> [DIRECTIVE]:
In the entries, find all lines that hold the word "ylabel" and copy them.

■ ■ ■ ■ ■ ■ ■

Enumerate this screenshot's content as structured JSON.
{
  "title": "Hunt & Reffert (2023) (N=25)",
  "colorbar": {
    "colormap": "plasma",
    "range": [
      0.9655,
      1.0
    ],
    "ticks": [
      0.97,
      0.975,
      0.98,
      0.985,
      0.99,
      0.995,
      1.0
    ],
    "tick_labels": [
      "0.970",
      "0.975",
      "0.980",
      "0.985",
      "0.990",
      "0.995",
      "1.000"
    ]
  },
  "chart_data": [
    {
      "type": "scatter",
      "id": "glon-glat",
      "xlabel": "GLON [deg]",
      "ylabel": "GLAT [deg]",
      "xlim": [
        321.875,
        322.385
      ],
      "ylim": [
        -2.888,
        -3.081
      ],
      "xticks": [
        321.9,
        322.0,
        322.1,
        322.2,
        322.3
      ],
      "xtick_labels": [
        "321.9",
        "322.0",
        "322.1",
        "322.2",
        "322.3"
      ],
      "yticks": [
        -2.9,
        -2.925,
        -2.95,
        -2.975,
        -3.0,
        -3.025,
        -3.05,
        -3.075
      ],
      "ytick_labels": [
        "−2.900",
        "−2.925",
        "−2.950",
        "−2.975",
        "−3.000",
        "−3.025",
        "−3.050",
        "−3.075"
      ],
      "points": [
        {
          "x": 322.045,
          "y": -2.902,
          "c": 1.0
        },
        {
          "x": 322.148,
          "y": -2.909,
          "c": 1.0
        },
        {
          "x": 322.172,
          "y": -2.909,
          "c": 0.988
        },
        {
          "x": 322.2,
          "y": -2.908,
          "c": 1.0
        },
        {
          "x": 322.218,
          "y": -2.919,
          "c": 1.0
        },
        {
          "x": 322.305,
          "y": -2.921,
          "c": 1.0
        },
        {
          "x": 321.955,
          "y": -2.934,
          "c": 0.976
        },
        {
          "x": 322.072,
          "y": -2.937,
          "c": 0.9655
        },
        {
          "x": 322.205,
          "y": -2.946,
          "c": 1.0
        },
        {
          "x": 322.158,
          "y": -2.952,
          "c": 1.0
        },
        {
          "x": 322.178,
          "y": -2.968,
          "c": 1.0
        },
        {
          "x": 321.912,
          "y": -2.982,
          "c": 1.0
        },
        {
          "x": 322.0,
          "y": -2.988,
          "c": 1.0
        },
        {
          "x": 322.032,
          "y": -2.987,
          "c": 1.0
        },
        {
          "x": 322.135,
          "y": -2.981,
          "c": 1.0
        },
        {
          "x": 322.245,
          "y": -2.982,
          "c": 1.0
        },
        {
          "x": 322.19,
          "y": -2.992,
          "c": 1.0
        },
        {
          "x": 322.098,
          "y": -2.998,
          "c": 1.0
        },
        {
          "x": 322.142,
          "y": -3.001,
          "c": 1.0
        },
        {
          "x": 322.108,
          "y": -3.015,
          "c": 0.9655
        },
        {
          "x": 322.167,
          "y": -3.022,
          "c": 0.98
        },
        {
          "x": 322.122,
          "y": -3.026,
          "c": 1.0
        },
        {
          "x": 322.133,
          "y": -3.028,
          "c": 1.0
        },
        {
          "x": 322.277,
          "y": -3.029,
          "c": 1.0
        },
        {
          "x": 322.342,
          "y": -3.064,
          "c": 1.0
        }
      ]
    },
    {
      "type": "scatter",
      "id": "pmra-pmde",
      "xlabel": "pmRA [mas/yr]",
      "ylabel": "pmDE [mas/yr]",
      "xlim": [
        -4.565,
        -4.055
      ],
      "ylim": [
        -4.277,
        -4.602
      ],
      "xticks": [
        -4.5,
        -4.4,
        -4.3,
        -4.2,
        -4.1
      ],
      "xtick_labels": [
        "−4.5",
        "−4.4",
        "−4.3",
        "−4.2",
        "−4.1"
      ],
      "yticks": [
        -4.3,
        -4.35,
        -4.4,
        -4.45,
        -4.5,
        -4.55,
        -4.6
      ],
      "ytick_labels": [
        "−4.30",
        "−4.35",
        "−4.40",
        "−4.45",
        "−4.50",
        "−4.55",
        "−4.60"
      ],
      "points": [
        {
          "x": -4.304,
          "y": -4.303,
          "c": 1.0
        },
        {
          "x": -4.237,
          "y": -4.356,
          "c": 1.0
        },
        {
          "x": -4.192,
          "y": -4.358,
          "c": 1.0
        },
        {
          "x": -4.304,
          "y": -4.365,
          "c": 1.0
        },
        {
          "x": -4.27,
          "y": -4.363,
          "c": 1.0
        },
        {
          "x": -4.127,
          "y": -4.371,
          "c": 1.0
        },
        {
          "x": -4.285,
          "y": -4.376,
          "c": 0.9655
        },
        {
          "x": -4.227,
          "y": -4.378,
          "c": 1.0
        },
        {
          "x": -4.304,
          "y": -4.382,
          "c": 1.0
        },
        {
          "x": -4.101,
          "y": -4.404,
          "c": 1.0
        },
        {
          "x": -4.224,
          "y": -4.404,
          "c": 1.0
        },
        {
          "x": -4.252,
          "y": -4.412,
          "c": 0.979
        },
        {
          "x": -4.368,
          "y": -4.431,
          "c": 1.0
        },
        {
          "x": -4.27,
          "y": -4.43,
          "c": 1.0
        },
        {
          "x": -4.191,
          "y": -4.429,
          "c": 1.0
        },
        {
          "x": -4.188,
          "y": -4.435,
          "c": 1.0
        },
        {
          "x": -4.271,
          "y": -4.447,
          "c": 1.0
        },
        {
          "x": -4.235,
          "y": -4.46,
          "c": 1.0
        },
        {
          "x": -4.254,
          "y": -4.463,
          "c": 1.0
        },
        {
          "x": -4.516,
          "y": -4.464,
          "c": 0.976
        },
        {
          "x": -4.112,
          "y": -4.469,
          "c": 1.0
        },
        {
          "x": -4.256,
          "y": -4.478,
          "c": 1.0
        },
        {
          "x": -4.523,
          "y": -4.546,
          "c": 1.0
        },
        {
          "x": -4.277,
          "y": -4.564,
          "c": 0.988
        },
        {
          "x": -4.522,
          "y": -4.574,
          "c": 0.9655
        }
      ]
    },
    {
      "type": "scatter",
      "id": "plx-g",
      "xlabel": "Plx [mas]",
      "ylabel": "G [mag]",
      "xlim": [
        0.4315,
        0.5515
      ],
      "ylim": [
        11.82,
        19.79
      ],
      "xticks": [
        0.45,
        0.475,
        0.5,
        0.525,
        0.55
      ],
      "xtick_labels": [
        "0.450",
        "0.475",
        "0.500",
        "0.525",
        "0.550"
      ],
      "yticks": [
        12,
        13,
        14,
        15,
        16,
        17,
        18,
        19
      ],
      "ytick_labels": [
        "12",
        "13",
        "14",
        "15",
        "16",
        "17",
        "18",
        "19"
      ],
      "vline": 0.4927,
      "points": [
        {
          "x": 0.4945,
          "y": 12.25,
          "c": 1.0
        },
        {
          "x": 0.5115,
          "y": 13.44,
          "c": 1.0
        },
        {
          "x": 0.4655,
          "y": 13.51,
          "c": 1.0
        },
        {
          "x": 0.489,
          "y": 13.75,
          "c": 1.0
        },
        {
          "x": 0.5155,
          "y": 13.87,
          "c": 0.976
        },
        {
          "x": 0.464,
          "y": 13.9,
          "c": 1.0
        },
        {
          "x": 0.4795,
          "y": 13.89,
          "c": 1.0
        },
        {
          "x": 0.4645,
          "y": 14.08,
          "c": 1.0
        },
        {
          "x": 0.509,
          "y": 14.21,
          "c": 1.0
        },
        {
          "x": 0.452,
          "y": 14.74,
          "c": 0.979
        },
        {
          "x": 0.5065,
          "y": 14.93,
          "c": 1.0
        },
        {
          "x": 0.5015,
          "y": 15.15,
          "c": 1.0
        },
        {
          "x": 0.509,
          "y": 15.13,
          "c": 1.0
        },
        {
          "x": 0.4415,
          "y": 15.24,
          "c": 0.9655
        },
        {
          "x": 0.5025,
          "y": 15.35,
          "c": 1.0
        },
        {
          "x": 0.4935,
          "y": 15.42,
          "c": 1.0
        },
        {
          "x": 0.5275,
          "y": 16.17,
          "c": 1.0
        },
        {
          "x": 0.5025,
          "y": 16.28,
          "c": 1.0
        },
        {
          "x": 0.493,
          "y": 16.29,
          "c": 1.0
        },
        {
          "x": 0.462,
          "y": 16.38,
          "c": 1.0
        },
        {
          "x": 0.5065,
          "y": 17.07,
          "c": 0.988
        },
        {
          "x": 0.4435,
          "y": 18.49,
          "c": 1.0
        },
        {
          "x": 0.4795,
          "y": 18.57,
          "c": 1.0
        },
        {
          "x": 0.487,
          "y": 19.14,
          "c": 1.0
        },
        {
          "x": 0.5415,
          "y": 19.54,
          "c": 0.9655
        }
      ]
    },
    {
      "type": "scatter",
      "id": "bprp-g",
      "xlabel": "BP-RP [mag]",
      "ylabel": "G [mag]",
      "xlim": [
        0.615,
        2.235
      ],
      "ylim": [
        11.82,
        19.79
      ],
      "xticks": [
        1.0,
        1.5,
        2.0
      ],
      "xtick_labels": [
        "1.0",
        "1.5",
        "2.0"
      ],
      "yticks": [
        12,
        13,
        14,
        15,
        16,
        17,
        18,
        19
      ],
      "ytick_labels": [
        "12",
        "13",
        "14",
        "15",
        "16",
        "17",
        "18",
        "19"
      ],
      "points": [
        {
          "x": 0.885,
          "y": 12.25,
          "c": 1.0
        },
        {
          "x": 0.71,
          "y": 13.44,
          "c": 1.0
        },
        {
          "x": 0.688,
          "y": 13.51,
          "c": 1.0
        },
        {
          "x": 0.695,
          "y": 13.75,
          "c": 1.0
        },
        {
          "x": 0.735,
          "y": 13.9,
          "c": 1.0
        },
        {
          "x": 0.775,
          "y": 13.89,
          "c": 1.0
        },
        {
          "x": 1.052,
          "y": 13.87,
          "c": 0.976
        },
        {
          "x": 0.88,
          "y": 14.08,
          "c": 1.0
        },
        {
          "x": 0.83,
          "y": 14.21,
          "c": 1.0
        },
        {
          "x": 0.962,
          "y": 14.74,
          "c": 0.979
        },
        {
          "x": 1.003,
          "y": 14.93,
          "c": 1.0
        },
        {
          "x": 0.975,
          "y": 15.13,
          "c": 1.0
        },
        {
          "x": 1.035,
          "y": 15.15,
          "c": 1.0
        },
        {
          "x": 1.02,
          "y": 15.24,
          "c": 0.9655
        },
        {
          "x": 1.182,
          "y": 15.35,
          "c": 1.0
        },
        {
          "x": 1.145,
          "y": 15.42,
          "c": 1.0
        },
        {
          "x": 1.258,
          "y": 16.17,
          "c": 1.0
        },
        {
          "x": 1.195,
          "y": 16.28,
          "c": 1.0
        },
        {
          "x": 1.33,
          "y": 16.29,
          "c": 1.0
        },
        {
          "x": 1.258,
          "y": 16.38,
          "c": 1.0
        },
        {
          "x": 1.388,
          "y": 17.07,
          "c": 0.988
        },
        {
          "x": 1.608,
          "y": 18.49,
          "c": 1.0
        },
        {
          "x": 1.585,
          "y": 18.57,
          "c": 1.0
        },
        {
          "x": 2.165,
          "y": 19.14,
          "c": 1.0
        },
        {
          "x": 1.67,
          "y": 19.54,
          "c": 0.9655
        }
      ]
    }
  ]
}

■ ■ ■ ■ ■ ■ ■

> [PROBLEM SOLUTION]:
      "ylabel": "GLAT [deg]",
      "ylabel": "pmDE [mas/yr]",
      "ylabel": "G [mag]",
      "ylabel": "G [mag]",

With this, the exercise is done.